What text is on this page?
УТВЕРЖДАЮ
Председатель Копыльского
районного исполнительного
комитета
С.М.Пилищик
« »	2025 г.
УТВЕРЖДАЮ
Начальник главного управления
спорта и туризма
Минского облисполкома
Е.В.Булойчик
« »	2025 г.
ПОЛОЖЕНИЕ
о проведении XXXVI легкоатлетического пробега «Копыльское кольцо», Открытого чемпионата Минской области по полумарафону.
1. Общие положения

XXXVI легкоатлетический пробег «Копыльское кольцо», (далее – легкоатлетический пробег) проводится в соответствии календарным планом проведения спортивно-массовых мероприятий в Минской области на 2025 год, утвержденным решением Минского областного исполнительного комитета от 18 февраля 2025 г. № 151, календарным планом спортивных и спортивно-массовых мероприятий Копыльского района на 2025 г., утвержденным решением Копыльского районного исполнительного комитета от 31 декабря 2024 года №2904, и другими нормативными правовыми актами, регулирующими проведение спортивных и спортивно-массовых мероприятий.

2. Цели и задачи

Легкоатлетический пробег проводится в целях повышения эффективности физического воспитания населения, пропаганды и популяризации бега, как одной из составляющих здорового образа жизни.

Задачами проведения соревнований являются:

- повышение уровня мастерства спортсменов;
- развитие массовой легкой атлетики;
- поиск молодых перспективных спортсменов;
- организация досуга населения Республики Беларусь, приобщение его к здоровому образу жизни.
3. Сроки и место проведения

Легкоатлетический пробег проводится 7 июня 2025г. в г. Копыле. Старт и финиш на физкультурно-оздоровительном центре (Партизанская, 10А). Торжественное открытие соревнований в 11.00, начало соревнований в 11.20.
==
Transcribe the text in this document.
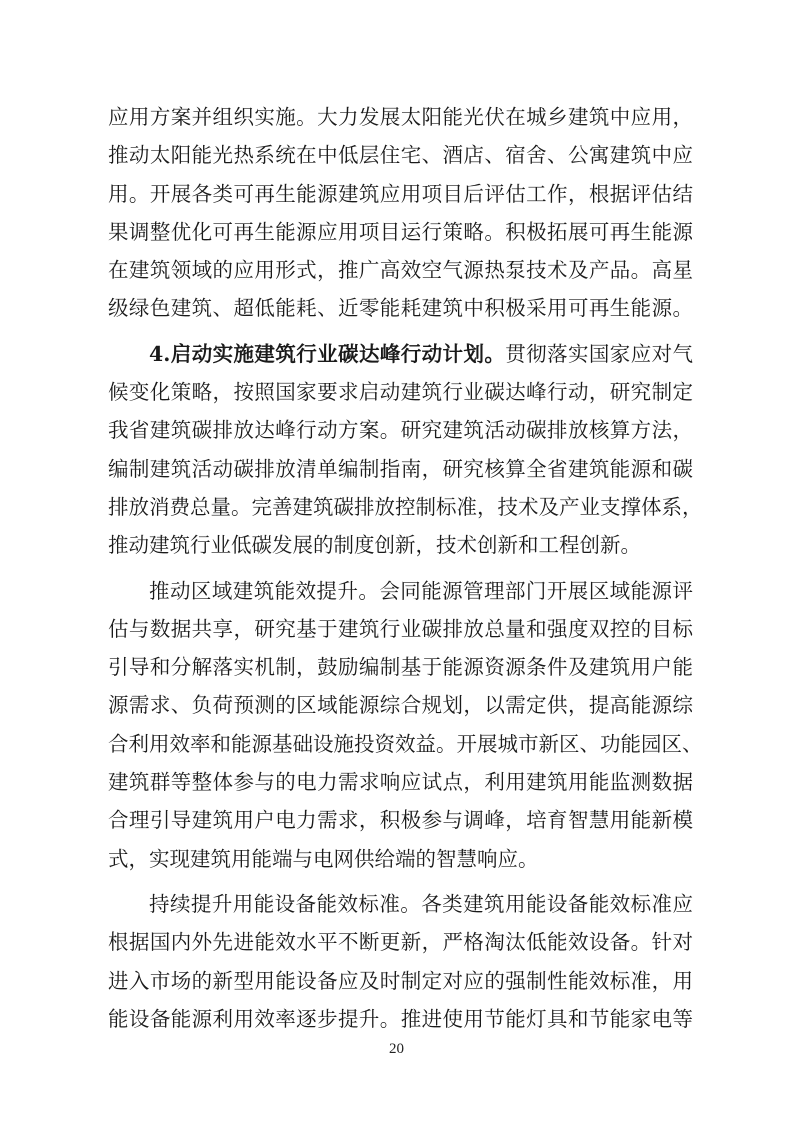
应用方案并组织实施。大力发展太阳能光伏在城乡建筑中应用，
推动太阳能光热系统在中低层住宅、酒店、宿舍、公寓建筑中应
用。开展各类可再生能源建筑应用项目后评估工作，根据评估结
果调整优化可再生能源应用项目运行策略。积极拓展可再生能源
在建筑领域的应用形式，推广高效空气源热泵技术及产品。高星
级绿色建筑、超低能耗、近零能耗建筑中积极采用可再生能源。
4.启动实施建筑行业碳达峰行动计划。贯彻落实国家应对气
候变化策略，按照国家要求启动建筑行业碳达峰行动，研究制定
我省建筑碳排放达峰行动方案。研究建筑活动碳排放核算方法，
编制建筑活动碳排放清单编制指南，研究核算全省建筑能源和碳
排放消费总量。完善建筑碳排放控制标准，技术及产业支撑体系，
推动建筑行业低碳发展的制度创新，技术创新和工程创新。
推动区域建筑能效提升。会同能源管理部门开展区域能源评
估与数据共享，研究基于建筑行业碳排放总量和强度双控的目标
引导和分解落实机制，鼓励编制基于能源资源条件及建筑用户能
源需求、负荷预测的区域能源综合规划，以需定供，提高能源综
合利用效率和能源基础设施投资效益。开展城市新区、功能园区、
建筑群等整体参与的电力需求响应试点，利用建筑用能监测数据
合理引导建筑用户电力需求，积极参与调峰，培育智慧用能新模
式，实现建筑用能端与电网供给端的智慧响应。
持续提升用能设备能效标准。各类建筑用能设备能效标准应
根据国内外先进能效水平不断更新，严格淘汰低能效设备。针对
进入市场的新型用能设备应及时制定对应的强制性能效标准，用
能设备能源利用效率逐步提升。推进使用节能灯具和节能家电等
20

• Given task: In the material above, find each line that contains the word "text", and select it.

• Answer to the task:
What text is on this page?
Transcribe the text in this document.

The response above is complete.